> **PROBLEM**: Format the rows below as a JSON list of strings, one string per line, with blank lines omitted. Include only the lines starting with the line that contains "Patent image size: (740, 640)." and going on through the line that contains "The cross member holder 91 is at (288, 160).".

[Collected data]
■ ■ ■

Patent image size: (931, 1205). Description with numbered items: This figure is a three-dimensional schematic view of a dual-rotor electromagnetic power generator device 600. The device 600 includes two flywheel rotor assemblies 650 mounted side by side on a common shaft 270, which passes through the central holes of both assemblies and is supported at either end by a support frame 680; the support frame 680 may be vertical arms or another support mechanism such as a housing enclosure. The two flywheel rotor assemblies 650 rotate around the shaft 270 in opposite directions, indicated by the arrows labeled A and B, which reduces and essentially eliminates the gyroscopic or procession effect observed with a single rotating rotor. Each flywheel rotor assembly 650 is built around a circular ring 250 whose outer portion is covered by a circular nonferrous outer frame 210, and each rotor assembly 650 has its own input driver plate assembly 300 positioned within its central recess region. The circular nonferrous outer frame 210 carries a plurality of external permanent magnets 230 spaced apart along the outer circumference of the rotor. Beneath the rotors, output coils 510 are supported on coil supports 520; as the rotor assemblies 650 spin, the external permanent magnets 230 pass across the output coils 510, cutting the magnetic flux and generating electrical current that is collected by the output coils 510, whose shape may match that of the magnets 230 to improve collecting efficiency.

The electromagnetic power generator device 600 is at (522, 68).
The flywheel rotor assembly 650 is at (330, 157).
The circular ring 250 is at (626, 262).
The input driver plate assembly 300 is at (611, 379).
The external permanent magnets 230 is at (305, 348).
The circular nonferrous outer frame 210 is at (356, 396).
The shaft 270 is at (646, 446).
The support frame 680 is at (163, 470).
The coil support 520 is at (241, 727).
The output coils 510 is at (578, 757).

■ ■ ■

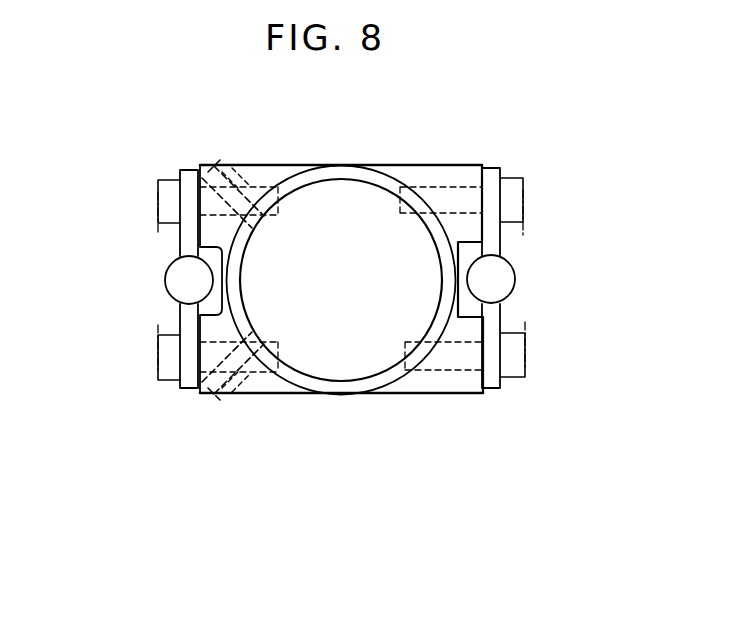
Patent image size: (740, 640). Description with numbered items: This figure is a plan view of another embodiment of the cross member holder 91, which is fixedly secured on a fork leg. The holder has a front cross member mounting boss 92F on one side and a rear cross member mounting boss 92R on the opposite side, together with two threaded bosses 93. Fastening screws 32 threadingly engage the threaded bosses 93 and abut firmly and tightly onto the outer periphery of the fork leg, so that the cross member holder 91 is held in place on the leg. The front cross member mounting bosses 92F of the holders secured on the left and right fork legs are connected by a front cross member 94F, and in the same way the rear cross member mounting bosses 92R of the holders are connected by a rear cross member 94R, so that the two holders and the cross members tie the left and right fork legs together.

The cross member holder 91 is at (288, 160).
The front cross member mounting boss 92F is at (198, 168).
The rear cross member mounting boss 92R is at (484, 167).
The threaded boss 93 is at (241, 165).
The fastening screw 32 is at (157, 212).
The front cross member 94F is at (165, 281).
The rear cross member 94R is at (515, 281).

■ ■ ■

> **TASK RESULT**:
[
  "Patent image size: (740, 640). Description with numbered items: This figure is a plan view of another embodiment of the cross member holder 91, which is fixedly secured on a fork leg. The holder has a front cross member mounting boss 92F on one side and a rear cross member mounting boss 92R on the opposite side, together with two threaded bosses 93. Fastening screws 32 threadingly engage the threaded bosses 93 and abut firmly and tightly onto the outer periphery of the fork leg, so that the cross member holder 91 is held in place on the leg. The front cross member mounting bosses 92F of the holders secured on the left and right fork legs are connected by a front cross member 94F, and in the same way the rear cross member mounting bosses 92R of the holders are connected by a rear cross member 94R, so that the two holders and the cross members tie the left and right fork legs together.",
  "The cross member holder 91 is at (288, 160)."
]